Pull each line containing "Departmental" out of the data and copy it.

> _Input records_:
--- Begin ---
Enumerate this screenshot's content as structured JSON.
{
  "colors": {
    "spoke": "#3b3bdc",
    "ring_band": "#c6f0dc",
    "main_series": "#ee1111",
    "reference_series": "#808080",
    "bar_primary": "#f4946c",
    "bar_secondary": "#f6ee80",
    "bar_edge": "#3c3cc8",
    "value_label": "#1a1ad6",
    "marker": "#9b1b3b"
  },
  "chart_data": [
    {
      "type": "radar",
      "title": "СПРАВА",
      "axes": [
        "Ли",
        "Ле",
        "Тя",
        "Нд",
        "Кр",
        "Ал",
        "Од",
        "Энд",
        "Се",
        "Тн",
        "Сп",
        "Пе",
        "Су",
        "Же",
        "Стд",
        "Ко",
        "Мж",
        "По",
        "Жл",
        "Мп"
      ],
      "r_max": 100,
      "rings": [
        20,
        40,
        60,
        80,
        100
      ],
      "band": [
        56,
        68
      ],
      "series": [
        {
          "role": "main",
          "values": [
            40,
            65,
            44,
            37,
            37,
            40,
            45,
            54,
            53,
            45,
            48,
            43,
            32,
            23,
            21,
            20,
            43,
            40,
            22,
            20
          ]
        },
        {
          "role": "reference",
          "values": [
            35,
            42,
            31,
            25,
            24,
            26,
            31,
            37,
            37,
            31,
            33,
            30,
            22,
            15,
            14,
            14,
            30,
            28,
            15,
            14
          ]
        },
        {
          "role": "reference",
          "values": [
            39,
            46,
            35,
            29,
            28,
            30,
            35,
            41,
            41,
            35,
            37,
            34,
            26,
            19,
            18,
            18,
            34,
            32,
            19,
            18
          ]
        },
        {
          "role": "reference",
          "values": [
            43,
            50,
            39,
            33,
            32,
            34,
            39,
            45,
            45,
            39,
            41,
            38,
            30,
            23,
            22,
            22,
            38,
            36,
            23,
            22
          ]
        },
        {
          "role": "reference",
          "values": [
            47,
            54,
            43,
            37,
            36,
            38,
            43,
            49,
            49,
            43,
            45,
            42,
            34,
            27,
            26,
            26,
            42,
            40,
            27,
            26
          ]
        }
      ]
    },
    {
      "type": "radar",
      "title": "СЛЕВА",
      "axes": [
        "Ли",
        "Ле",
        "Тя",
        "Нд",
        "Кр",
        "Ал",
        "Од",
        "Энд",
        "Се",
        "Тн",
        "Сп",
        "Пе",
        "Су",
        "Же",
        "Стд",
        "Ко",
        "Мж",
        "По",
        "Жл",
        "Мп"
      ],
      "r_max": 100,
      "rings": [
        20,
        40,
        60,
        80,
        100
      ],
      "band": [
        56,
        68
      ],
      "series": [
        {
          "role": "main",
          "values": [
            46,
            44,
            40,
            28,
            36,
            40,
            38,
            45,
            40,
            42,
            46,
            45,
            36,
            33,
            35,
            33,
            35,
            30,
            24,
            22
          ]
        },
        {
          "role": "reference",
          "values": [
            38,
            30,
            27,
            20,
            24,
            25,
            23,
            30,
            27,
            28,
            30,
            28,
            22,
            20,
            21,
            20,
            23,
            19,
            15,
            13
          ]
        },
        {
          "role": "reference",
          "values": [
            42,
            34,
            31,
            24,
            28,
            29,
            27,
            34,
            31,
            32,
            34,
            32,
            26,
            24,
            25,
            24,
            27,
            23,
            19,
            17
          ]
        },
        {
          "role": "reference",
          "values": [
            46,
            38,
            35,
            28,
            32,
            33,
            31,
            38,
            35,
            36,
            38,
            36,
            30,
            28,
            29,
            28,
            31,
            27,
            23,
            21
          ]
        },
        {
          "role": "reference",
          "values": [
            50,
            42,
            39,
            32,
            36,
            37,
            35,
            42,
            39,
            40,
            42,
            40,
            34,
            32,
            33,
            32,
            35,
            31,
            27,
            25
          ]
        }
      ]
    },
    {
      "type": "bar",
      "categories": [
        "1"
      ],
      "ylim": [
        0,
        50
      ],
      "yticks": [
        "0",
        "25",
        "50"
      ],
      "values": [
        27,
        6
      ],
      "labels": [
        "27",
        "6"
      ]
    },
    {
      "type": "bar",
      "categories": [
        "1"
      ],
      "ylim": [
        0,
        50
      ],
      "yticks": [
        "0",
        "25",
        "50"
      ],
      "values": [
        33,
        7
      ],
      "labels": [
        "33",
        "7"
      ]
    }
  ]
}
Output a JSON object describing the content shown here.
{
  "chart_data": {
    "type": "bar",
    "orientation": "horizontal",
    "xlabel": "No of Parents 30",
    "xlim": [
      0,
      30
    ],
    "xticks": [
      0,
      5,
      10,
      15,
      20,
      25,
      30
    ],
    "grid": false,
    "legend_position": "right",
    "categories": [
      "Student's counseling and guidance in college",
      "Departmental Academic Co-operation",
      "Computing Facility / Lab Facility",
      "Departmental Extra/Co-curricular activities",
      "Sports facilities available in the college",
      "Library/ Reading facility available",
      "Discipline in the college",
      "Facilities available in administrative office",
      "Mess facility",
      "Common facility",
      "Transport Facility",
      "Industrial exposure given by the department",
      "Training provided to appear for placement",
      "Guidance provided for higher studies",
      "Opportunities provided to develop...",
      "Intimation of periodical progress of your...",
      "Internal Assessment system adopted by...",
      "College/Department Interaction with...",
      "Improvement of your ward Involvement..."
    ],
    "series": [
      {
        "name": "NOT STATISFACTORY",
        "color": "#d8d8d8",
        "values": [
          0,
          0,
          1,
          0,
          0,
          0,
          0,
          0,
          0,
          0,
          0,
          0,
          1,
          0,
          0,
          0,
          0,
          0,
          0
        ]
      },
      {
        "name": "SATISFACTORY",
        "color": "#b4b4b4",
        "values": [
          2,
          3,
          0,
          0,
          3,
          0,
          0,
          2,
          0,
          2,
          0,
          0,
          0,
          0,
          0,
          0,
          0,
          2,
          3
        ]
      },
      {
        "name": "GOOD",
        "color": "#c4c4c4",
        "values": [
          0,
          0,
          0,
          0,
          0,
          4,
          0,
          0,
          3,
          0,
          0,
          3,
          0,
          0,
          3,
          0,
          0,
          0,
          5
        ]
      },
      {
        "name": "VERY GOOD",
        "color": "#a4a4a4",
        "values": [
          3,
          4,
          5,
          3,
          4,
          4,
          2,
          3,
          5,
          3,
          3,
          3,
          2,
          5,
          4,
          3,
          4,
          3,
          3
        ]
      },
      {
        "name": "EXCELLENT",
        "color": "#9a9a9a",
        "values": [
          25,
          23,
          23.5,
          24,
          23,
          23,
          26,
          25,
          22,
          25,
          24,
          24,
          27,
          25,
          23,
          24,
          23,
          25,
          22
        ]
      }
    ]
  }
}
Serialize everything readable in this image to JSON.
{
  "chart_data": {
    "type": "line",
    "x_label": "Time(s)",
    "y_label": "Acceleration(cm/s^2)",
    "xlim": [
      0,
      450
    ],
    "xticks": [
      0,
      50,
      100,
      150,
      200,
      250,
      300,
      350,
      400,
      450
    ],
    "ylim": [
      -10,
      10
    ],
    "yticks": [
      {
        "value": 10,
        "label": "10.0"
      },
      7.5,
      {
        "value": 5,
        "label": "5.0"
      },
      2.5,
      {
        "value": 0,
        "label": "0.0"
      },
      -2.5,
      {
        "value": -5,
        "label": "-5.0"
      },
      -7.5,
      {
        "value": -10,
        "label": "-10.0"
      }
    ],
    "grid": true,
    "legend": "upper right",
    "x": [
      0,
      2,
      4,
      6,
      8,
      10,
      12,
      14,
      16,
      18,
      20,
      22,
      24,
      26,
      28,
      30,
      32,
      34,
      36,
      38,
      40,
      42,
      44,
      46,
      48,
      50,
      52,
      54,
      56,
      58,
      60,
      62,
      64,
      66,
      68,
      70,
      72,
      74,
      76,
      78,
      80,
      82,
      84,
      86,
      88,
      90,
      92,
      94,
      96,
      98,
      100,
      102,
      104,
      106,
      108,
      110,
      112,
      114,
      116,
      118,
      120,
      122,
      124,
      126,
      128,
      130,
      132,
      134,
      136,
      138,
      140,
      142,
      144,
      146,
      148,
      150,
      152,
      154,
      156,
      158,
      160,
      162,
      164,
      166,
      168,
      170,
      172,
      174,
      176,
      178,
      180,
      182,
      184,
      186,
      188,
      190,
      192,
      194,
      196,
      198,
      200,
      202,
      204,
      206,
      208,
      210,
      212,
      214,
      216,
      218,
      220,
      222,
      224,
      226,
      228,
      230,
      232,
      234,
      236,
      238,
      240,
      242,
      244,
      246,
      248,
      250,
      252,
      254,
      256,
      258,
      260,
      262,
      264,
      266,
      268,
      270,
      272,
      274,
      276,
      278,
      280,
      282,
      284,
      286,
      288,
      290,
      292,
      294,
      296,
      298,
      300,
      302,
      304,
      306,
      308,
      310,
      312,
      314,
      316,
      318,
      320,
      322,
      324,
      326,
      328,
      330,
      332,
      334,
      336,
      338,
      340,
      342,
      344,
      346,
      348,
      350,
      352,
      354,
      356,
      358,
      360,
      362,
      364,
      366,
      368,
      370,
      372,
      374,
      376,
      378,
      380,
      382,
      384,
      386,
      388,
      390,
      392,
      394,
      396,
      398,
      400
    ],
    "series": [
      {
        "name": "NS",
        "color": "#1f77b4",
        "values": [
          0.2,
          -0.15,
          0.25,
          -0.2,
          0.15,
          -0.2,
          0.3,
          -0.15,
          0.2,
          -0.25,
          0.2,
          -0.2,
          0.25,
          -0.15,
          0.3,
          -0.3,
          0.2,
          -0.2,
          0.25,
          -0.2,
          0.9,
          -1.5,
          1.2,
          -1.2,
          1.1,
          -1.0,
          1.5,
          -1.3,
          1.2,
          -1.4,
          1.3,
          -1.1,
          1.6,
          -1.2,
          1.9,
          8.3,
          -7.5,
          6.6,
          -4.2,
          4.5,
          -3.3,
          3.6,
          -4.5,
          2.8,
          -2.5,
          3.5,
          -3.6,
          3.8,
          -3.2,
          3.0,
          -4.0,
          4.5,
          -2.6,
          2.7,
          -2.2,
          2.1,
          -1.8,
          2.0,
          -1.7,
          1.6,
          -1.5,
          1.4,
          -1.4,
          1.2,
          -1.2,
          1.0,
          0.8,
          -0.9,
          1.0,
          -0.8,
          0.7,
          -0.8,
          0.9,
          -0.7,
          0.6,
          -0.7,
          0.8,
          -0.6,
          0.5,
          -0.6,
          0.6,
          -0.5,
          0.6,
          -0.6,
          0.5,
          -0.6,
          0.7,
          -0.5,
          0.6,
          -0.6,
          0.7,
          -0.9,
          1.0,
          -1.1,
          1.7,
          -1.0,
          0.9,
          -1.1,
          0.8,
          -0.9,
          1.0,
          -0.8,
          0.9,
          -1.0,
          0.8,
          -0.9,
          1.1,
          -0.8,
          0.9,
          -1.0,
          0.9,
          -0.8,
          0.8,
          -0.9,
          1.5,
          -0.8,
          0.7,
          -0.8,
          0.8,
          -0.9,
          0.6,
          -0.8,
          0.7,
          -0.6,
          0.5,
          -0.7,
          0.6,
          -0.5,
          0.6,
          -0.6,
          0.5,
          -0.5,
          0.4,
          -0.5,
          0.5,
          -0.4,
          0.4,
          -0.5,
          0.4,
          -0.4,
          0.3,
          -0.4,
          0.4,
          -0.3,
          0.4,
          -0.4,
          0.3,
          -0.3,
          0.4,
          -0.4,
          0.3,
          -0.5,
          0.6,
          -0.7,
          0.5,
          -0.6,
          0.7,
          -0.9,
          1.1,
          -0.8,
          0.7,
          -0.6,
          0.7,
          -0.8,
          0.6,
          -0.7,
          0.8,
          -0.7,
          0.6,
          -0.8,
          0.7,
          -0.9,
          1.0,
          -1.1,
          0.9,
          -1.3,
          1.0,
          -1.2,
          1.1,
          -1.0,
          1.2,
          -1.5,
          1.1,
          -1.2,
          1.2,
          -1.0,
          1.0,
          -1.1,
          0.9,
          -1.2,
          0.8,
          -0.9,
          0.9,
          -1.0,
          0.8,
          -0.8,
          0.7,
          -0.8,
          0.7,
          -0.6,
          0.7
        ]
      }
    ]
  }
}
--- End ---
> _Response to this task_:
      "Departmental Academic Co-operation",
      "Departmental Extra/Co-curricular activities",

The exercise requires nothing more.